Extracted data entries
((

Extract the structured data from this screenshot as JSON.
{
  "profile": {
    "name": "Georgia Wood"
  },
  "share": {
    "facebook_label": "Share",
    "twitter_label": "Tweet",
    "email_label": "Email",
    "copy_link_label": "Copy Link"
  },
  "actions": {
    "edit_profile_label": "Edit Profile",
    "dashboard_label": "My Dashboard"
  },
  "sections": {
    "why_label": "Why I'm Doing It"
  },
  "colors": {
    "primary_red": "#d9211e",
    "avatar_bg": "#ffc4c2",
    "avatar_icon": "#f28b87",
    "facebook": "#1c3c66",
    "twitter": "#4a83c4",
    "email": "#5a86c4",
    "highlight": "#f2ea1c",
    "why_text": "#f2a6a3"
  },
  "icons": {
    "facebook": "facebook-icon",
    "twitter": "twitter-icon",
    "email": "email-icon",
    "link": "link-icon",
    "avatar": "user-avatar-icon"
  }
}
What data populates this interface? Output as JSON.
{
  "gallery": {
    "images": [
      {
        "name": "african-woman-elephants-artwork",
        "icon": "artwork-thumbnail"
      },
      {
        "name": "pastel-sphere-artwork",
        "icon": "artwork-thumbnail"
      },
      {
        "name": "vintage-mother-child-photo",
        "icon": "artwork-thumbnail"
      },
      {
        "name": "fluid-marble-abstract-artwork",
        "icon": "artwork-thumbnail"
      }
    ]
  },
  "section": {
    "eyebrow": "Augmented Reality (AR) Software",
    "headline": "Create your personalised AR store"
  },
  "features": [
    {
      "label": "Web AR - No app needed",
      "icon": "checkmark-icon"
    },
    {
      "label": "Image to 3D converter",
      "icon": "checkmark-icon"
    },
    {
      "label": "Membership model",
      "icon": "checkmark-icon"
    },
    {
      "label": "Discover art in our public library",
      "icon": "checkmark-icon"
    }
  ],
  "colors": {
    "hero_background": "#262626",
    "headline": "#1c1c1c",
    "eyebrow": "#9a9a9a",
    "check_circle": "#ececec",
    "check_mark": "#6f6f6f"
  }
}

))

Stated problem =
Tally the lines of the data that hold the string "JSON". Answer with the number and nothing more.

Output below =
2